▶ [Instruction] Pull each line containing "Chemical" out of the data and copy it.

▶ [Data supplied]
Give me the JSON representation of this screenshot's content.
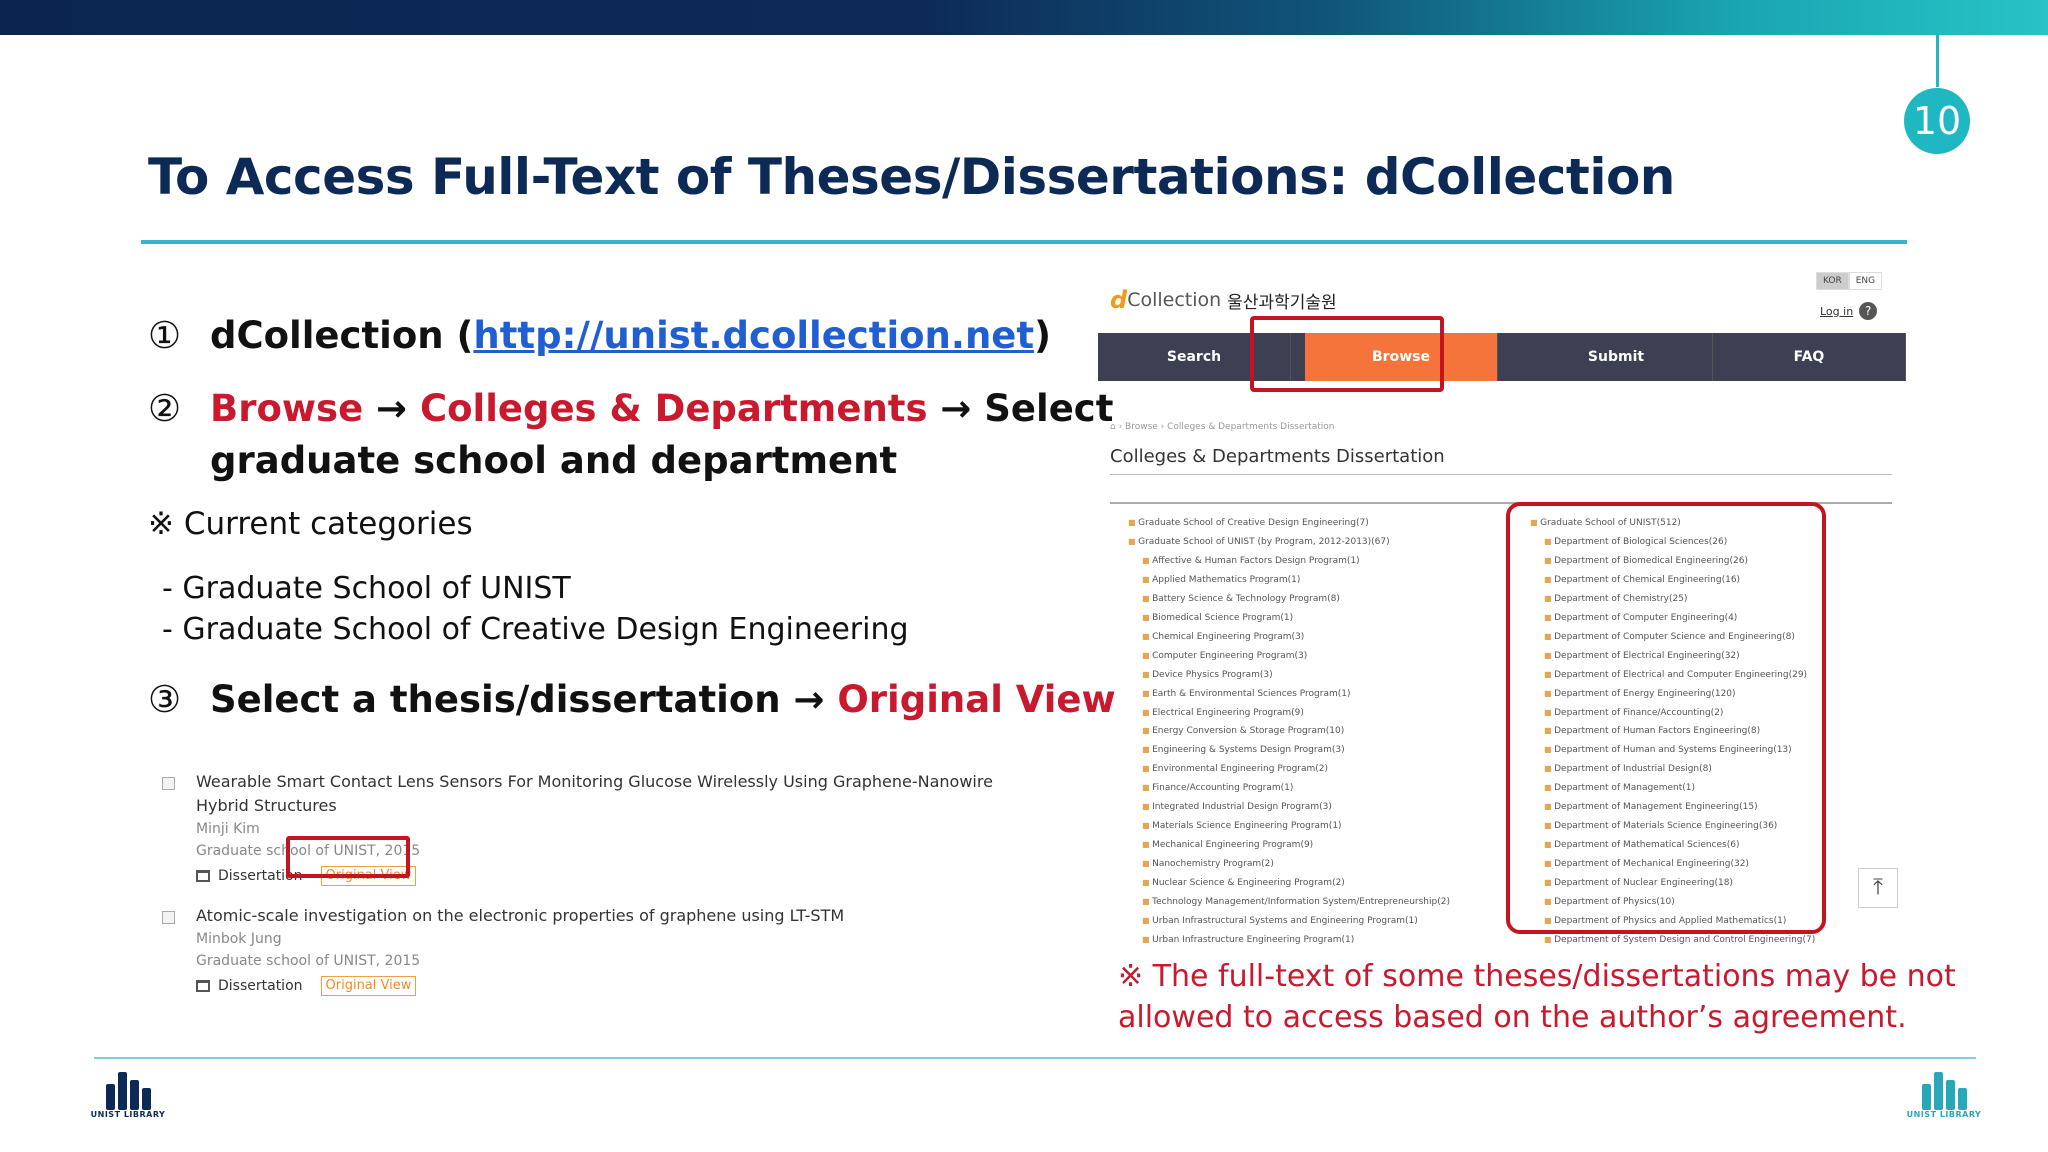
{
  "page_number": "10",
  "title": "To Access Full-Text of Theses/Dissertations: dCollection",
  "steps": {
    "s1": {
      "num": "①",
      "text_pre": "dCollection (",
      "link": "http://unist.dcollection.net",
      "text_post": ")"
    },
    "s2": {
      "num": "②",
      "browse": "Browse",
      "arrow1": " → ",
      "colleges": "Colleges & Departments",
      "arrow2": " → Select",
      "line2": "graduate school and department"
    },
    "s3": {
      "num": "③",
      "text": "Select a thesis/dissertation → ",
      "red": "Original View"
    }
  },
  "note": "※ Current categories",
  "categories": [
    "- Graduate School of UNIST",
    "- Graduate School of Creative Design Engineering"
  ],
  "results": [
    {
      "title": "Wearable Smart Contact Lens Sensors For Monitoring Glucose Wirelessly Using Graphene-Nanowire Hybrid Structures",
      "author": "Minji Kim",
      "school": "Graduate school of UNIST, 2015",
      "type": "Dissertation",
      "button": "Original View"
    },
    {
      "title": "Atomic-scale investigation on the electronic properties of graphene using LT-STM",
      "author": "Minbok Jung",
      "school": "Graduate school of UNIST, 2015",
      "type": "Dissertation",
      "button": "Original View"
    }
  ],
  "site": {
    "logo_d": "d",
    "logo_collection": "Collection",
    "logo_kor": "울산과학기술원",
    "lang_kor": "KOR",
    "lang_eng": "ENG",
    "login": "Log in",
    "help": "?",
    "nav": [
      "Search",
      "Browse",
      "Submit",
      "FAQ"
    ],
    "breadcrumb": "⌂  ›  Browse  ›  Colleges & Departments Dissertation",
    "section_title": "Colleges & Departments Dissertation",
    "top_button": "⤒"
  },
  "tree_left": [
    {
      "t": "Graduate School of Creative Design Engineering(7)",
      "sub": false
    },
    {
      "t": "Graduate School of UNIST (by Program, 2012-2013)(67)",
      "sub": false
    },
    {
      "t": "Affective & Human Factors Design Program(1)",
      "sub": true
    },
    {
      "t": "Applied Mathematics Program(1)",
      "sub": true
    },
    {
      "t": "Battery Science & Technology Program(8)",
      "sub": true
    },
    {
      "t": "Biomedical Science Program(1)",
      "sub": true
    },
    {
      "t": "Chemical Engineering Program(3)",
      "sub": true
    },
    {
      "t": "Computer Engineering Program(3)",
      "sub": true
    },
    {
      "t": "Device Physics Program(3)",
      "sub": true
    },
    {
      "t": "Earth & Environmental Sciences Program(1)",
      "sub": true
    },
    {
      "t": "Electrical Engineering Program(9)",
      "sub": true
    },
    {
      "t": "Energy Conversion & Storage Program(10)",
      "sub": true
    },
    {
      "t": "Engineering & Systems Design Program(3)",
      "sub": true
    },
    {
      "t": "Environmental Engineering Program(2)",
      "sub": true
    },
    {
      "t": "Finance/Accounting Program(1)",
      "sub": true
    },
    {
      "t": "Integrated Industrial Design Program(3)",
      "sub": true
    },
    {
      "t": "Materials Science Engineering Program(1)",
      "sub": true
    },
    {
      "t": "Mechanical Engineering Program(9)",
      "sub": true
    },
    {
      "t": "Nanochemistry Program(2)",
      "sub": true
    },
    {
      "t": "Nuclear Science & Engineering Program(2)",
      "sub": true
    },
    {
      "t": "Technology Management/Information System/Entrepreneurship(2)",
      "sub": true
    },
    {
      "t": "Urban Infrastructural Systems and Engineering Program(1)",
      "sub": true
    },
    {
      "t": "Urban Infrastructure Engineering Program(1)",
      "sub": true
    }
  ],
  "tree_right": [
    {
      "t": "Graduate School of UNIST(512)",
      "sub": false
    },
    {
      "t": "Department of Biological Sciences(26)",
      "sub": true
    },
    {
      "t": "Department of Biomedical Engineering(26)",
      "sub": true
    },
    {
      "t": "Department of Chemical Engineering(16)",
      "sub": true
    },
    {
      "t": "Department of Chemistry(25)",
      "sub": true
    },
    {
      "t": "Department of Computer Engineering(4)",
      "sub": true
    },
    {
      "t": "Department of Computer Science and Engineering(8)",
      "sub": true
    },
    {
      "t": "Department of Electrical Engineering(32)",
      "sub": true
    },
    {
      "t": "Department of Electrical and Computer Engineering(29)",
      "sub": true
    },
    {
      "t": "Department of Energy Engineering(120)",
      "sub": true
    },
    {
      "t": "Department of Finance/Accounting(2)",
      "sub": true
    },
    {
      "t": "Department of Human Factors Engineering(8)",
      "sub": true
    },
    {
      "t": "Department of Human and Systems Engineering(13)",
      "sub": true
    },
    {
      "t": "Department of Industrial Design(8)",
      "sub": true
    },
    {
      "t": "Department of Management(1)",
      "sub": true
    },
    {
      "t": "Department of Management Engineering(15)",
      "sub": true
    },
    {
      "t": "Department of Materials Science Engineering(36)",
      "sub": true
    },
    {
      "t": "Department of Mathematical Sciences(6)",
      "sub": true
    },
    {
      "t": "Department of Mechanical Engineering(32)",
      "sub": true
    },
    {
      "t": "Department of Nuclear Engineering(18)",
      "sub": true
    },
    {
      "t": "Department of Physics(10)",
      "sub": true
    },
    {
      "t": "Department of Physics and Applied Mathematics(1)",
      "sub": true
    },
    {
      "t": "Department of System Design and Control Engineering(7)",
      "sub": true
    }
  ],
  "warning": [
    "※ The full-text of some theses/dissertations may be not",
    "allowed to access based on the author’s agreement."
  ],
  "footer_logo": "UNIST LIBRARY",
  "colors": {
    "navy": "#0d2a57",
    "teal": "#27b3c0",
    "red": "#c8192e",
    "orange": "#f4743b"
  }
}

▶ [Written solution]
      "t": "Chemical Engineering Program(3)",
      "t": "Department of Chemical Engineering(16)",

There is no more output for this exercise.